■ RECORD LIST:
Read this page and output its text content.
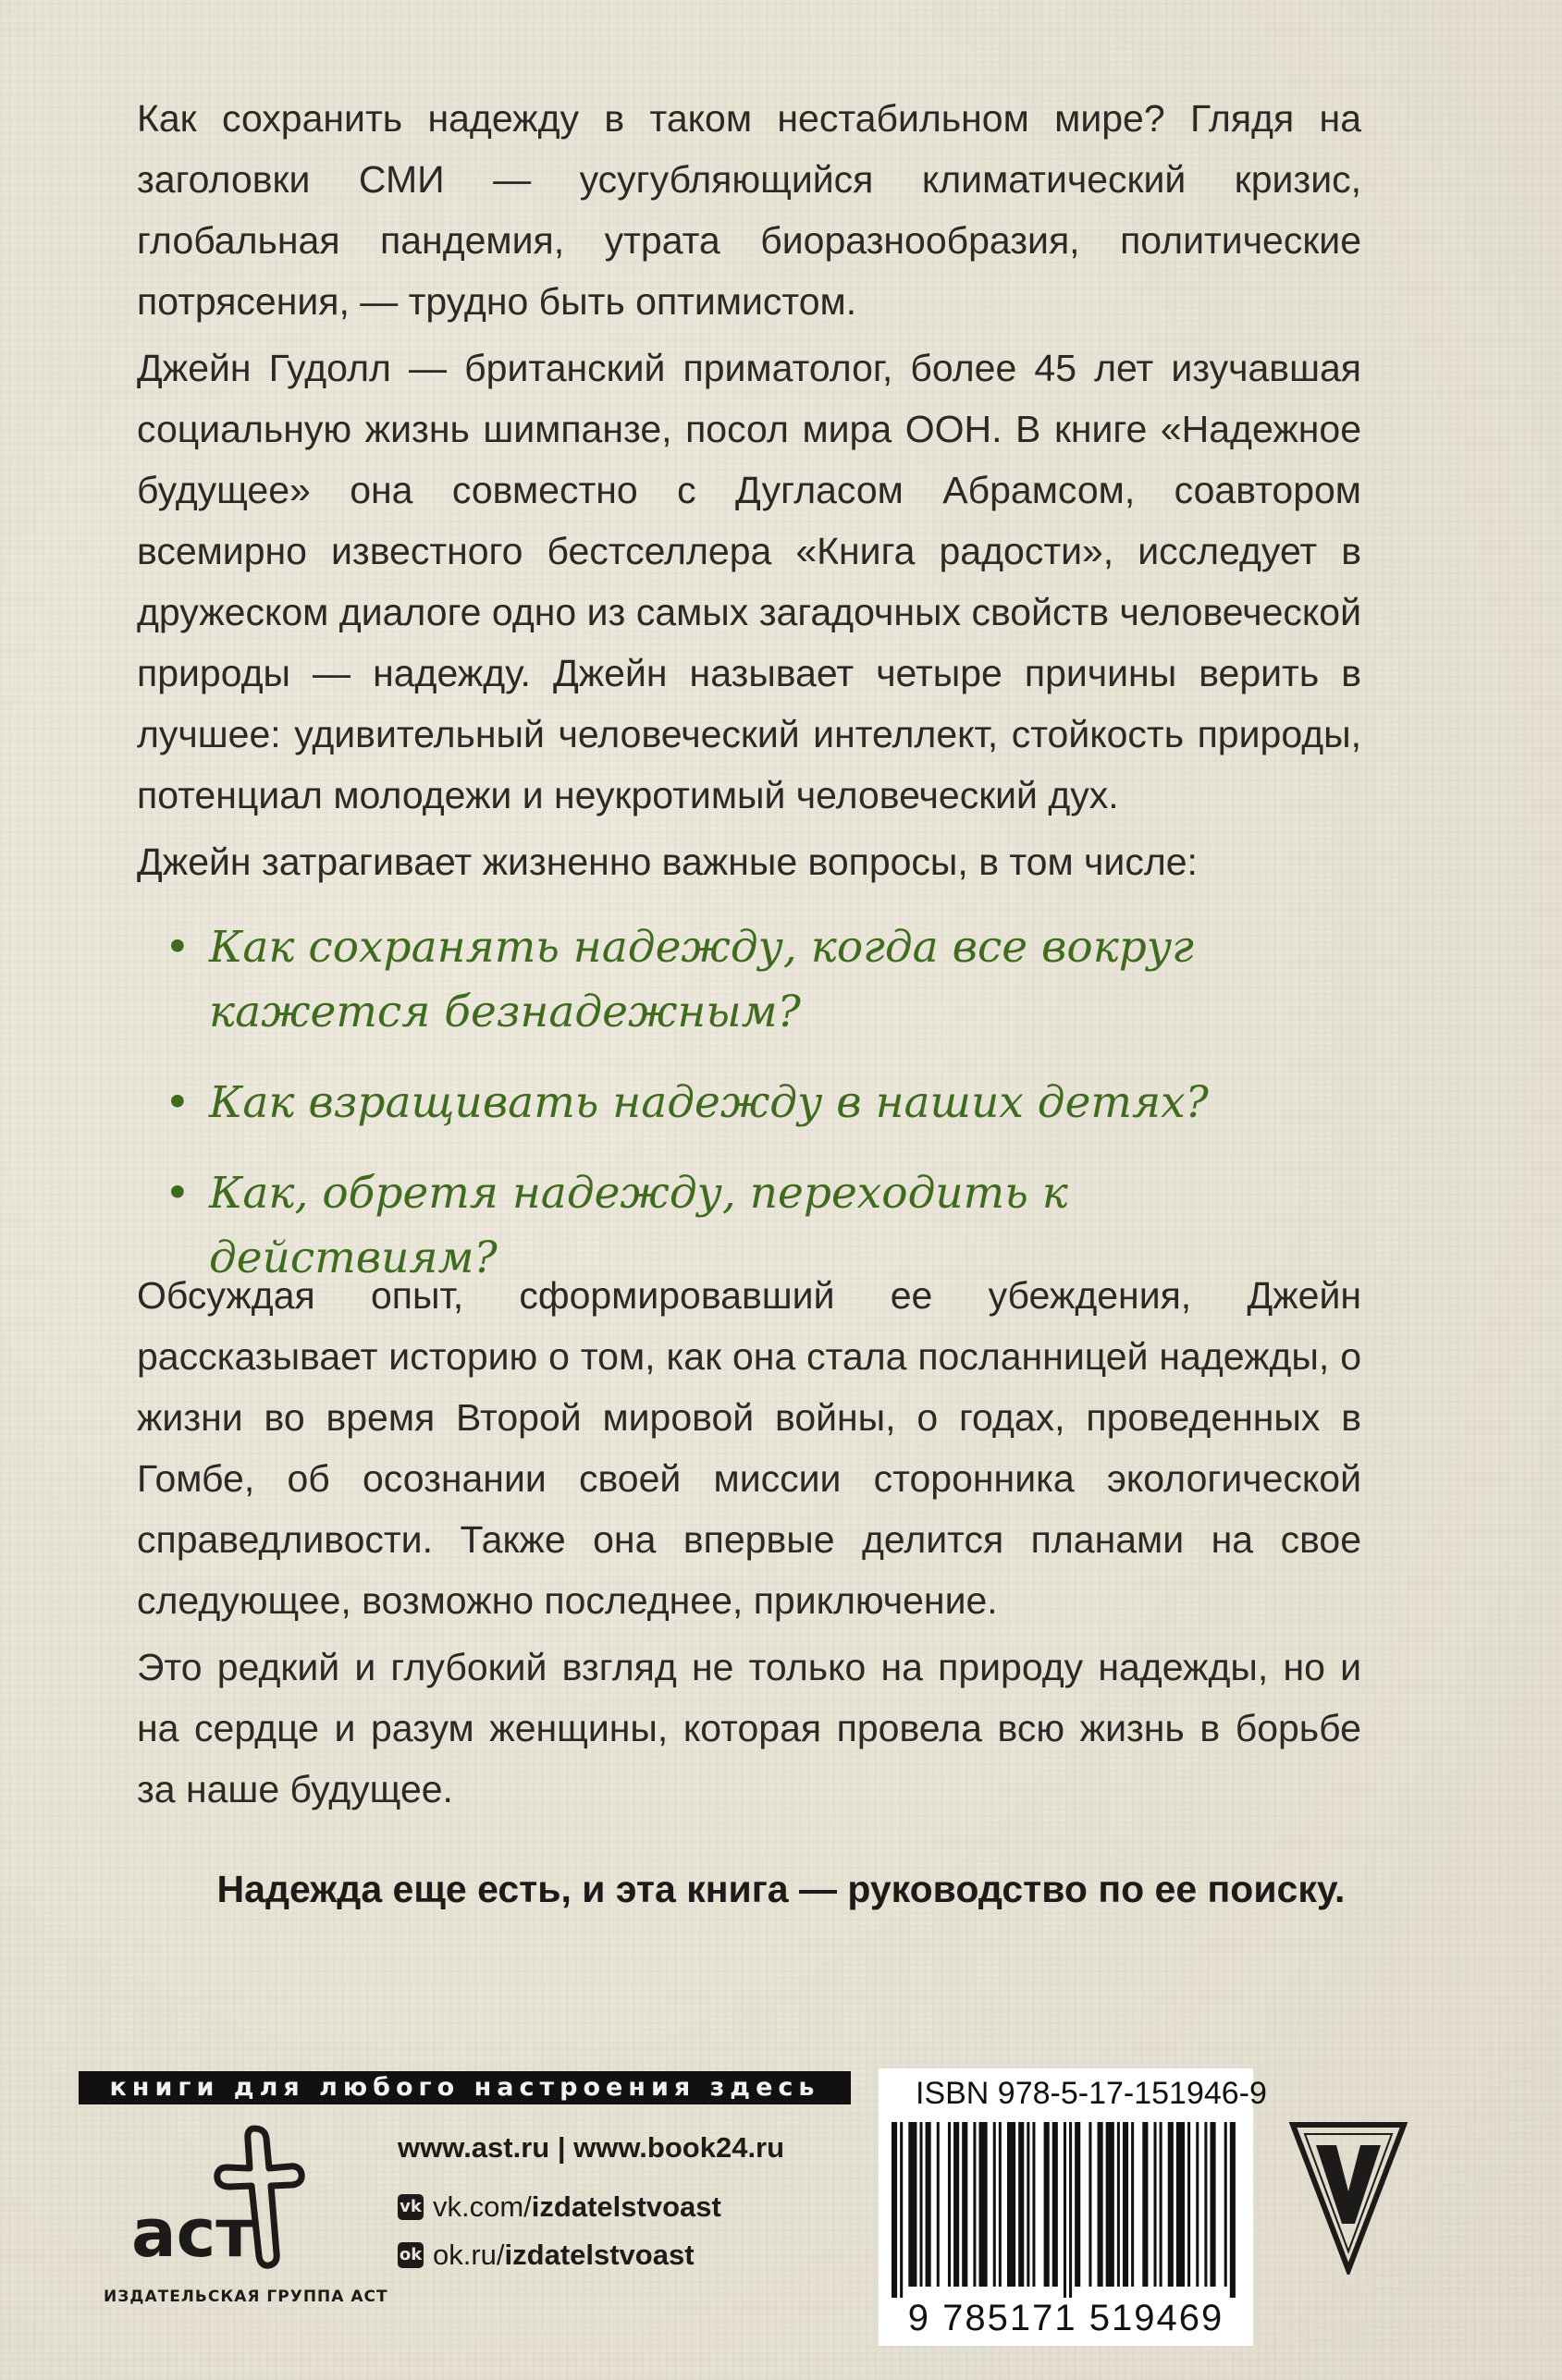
Как сохранить надежду в таком нестабильном мире? Глядя на заголовки СМИ — усугубляющийся климатический кризис, глобальная пандемия, утрата биоразнообразия, политические потрясения, — трудно быть оптимистом.

Джейн Гудолл — британский приматолог, более 45 лет изучавшая социальную жизнь шимпанзе, посол мира ООН. В книге «Надежное будущее» она совместно с Дугласом Абрамсом, соавтором всемирно известного бестселлера «Книга радости», исследует в дружеском диалоге одно из самых загадочных свойств человеческой природы — надежду. Джейн называет четыре причины верить в лучшее: удивительный человеческий интеллект, стойкость природы, потенциал молодежи и неукротимый человеческий дух.

Джейн затрагивает жизненно важные вопросы, в том числе:

• Как сохранять надежду, когда все вокруг кажется безнадежным?
• Как взращивать надежду в наших детях?
• Как, обретя надежду, переходить к действиям?

Обсуждая опыт, сформировавший ее убеждения, Джейн рассказывает историю о том, как она стала посланницей надежды, о жизни во время Второй мировой войны, о годах, проведенных в Гомбе, об осознании своей миссии сторонника экологической справедливости. Также она впервые делится планами на свое следующее, возможно последнее, приключение.

Это редкий и глубокий взгляд не только на природу надежды, но и на сердце и разум женщины, которая провела всю жизнь в борьбе за наше будущее.

Надежда еще есть, и эта книга — руководство по ее поиску.
книги для любого настроения здесь
аст
ИЗДАТЕЛЬСКАЯ ГРУППА АСТ
www.ast.ru | www.book24.ru
vk vk.com/ izdatelstvoast
ok ok.ru/ izdatelstvoast
ISBN 978-5-17-151946-9
9 785171 519469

■ EXERCISE BRIEF:
Return a copy of every line that includes the word "надежду".

■ FULL SOLUTION:
Как сохранить надежду в таком нестабильном мире? Глядя на заголовки СМИ — усугубляющийся климатический кризис, глобальная пандемия, утрата биоразнообразия, политические потрясения, — трудно быть оптимистом.
Джейн Гудолл — британский приматолог, более 45 лет изучавшая социальную жизнь шимпанзе, посол мира ООН. В книге «Надежное будущее» она совместно с Дугласом Абрамсом, соавтором всемирно известного бестселлера «Книга радости», исследует в дружеском диалоге одно из самых загадочных свойств человеческой природы — надежду. Джейн называет четыре причины верить в лучшее: удивительный человеческий интеллект, стойкость природы, потенциал молодежи и неукротимый человеческий дух.
• Как сохранять надежду, когда все вокруг кажется безнадежным?
• Как взращивать надежду в наших детях?
• Как, обретя надежду, переходить к действиям?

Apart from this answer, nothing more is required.